What the task requires.
Count how many lines of the material contain the string "Milosavljevic", then give that number and nothing more.

Task material.
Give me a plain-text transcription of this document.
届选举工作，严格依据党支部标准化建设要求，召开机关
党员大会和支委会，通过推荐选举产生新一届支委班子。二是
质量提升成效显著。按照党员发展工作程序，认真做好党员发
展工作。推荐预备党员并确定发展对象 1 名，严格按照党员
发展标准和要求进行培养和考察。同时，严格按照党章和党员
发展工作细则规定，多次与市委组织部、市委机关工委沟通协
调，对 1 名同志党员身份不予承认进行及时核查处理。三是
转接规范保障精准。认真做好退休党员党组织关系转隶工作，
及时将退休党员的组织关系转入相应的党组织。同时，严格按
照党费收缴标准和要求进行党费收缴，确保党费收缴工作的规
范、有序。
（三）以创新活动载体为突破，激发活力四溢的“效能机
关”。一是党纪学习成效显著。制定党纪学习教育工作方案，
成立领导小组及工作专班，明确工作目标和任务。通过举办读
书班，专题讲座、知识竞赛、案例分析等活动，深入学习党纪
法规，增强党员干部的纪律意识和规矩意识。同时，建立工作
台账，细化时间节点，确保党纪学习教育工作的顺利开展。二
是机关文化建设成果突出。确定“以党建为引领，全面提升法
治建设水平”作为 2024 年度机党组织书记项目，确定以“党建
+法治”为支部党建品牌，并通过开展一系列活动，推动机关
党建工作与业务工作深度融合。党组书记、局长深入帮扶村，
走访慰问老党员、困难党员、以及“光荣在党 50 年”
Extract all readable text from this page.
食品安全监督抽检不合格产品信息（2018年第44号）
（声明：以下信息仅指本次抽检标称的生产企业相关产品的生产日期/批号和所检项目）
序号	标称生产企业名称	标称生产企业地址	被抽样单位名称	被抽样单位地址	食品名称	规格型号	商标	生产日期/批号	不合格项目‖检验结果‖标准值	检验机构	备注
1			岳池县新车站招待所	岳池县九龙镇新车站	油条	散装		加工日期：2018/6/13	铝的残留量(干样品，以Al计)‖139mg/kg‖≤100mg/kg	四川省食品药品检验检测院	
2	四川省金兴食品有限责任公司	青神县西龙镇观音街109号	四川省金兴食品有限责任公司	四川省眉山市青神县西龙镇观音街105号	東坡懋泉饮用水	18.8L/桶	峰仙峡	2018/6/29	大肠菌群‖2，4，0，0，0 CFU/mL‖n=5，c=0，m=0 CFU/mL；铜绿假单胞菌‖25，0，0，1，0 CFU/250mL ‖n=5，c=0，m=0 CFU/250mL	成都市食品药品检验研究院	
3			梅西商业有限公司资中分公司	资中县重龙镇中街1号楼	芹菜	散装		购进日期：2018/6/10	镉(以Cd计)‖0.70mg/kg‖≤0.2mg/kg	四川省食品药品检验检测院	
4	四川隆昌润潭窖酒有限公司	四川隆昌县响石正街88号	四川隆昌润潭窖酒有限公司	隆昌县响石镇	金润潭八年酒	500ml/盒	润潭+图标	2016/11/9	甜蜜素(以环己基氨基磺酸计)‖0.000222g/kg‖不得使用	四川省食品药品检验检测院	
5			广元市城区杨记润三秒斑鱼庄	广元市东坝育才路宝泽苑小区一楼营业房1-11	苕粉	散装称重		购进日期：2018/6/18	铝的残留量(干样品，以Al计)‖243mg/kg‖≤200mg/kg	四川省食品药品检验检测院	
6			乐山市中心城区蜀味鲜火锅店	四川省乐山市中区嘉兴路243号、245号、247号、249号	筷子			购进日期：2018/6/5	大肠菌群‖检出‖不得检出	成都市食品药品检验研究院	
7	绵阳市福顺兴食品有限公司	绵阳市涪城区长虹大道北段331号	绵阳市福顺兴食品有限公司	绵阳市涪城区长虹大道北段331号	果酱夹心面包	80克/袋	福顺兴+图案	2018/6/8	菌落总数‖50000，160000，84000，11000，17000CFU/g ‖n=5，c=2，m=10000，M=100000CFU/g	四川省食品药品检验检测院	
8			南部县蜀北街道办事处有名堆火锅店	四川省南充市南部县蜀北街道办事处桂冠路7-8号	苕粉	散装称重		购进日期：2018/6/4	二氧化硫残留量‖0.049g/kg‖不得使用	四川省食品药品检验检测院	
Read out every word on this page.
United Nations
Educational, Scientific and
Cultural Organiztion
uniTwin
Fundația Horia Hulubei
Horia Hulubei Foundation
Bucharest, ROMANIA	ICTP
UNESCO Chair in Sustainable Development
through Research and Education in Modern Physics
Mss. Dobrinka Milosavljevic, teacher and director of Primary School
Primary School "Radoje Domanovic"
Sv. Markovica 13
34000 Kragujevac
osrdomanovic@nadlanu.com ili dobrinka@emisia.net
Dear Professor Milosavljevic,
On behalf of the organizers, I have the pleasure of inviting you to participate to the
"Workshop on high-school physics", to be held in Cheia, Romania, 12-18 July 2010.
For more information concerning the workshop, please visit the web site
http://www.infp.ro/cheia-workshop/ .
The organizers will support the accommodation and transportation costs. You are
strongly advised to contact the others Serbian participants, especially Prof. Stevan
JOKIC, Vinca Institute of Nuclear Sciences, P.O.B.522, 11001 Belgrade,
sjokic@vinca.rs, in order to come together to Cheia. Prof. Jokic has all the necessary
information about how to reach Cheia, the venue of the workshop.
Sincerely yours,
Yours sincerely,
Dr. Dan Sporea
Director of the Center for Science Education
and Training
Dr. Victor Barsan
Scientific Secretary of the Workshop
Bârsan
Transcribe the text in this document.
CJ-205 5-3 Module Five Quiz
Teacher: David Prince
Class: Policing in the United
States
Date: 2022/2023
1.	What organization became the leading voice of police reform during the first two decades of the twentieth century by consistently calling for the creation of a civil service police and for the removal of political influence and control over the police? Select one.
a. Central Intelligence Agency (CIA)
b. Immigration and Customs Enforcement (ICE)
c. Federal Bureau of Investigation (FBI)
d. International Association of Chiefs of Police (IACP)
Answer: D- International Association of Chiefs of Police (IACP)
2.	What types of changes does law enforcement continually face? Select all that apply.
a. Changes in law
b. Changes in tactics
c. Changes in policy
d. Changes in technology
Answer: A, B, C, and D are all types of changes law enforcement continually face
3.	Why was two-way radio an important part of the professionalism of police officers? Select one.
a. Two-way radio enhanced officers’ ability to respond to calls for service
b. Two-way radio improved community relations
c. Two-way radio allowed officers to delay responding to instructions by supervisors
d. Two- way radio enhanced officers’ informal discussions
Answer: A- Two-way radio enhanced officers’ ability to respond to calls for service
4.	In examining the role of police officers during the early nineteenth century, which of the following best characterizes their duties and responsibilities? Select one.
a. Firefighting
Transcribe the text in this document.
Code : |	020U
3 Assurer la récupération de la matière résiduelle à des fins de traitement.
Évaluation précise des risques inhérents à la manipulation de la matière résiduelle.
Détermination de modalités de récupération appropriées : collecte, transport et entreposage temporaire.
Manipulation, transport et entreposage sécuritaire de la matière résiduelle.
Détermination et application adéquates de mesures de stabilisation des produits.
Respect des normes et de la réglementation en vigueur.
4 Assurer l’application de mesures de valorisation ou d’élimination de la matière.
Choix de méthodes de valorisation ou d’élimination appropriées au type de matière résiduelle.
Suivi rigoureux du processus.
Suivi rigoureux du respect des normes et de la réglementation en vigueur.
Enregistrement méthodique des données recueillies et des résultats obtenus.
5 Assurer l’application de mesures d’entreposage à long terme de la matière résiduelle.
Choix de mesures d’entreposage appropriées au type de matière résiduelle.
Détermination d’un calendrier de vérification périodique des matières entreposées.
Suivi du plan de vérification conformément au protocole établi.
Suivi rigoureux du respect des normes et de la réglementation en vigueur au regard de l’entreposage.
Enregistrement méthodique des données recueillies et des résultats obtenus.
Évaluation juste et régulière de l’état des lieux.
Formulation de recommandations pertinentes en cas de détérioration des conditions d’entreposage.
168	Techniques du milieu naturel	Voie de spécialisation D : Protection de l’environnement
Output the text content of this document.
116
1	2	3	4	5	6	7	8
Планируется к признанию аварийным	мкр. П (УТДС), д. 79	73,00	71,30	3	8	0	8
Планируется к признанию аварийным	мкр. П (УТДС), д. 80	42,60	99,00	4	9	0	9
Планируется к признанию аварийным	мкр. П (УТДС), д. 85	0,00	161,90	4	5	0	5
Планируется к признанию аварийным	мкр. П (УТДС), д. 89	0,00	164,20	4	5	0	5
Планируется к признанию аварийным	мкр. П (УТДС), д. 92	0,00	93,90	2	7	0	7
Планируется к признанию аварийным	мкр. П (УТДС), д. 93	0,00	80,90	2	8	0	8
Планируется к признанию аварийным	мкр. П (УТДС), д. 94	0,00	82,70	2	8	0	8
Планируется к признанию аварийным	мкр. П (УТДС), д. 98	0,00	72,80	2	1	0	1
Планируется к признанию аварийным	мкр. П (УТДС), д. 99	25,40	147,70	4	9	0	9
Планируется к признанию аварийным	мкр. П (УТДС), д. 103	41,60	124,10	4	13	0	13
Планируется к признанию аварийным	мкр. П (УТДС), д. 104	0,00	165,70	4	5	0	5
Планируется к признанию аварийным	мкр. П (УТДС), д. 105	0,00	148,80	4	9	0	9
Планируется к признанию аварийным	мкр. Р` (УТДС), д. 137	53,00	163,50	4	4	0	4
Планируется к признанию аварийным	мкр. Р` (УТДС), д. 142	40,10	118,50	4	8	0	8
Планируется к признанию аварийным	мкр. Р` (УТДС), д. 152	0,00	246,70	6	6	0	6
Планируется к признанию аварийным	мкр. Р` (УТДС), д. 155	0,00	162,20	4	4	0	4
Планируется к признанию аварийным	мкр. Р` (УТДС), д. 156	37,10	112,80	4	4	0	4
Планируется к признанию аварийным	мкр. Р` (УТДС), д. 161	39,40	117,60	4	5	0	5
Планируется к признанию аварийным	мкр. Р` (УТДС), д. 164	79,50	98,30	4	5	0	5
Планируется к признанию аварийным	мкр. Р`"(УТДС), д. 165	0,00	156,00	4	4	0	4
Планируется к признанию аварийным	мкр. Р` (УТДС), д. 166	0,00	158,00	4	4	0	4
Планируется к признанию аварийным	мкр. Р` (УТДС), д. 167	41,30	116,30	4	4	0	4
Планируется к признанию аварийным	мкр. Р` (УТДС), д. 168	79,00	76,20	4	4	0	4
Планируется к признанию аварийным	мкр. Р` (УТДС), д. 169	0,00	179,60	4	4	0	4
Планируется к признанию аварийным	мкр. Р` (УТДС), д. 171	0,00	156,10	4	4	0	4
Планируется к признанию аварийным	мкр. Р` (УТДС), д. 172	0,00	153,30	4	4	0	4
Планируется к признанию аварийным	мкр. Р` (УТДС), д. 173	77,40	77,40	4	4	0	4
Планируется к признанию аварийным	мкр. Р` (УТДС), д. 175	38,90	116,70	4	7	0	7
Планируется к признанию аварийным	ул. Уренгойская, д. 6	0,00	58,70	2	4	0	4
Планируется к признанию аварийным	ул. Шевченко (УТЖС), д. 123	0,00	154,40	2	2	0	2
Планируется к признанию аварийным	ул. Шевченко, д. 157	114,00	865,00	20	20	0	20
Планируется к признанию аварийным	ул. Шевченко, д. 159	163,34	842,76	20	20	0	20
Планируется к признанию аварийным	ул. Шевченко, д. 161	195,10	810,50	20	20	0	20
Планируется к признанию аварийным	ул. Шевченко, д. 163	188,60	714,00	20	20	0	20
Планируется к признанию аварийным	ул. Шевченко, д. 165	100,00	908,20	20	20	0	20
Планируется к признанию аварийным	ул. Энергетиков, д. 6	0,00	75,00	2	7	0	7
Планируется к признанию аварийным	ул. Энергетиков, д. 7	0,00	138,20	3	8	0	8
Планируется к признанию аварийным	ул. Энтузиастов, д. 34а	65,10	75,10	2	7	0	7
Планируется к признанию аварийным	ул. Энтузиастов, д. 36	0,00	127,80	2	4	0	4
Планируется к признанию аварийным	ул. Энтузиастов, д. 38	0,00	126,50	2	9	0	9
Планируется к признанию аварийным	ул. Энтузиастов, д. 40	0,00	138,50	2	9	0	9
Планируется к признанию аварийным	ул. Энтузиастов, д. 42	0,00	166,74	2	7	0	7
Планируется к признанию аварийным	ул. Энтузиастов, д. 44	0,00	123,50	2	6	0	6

Result of the task.
2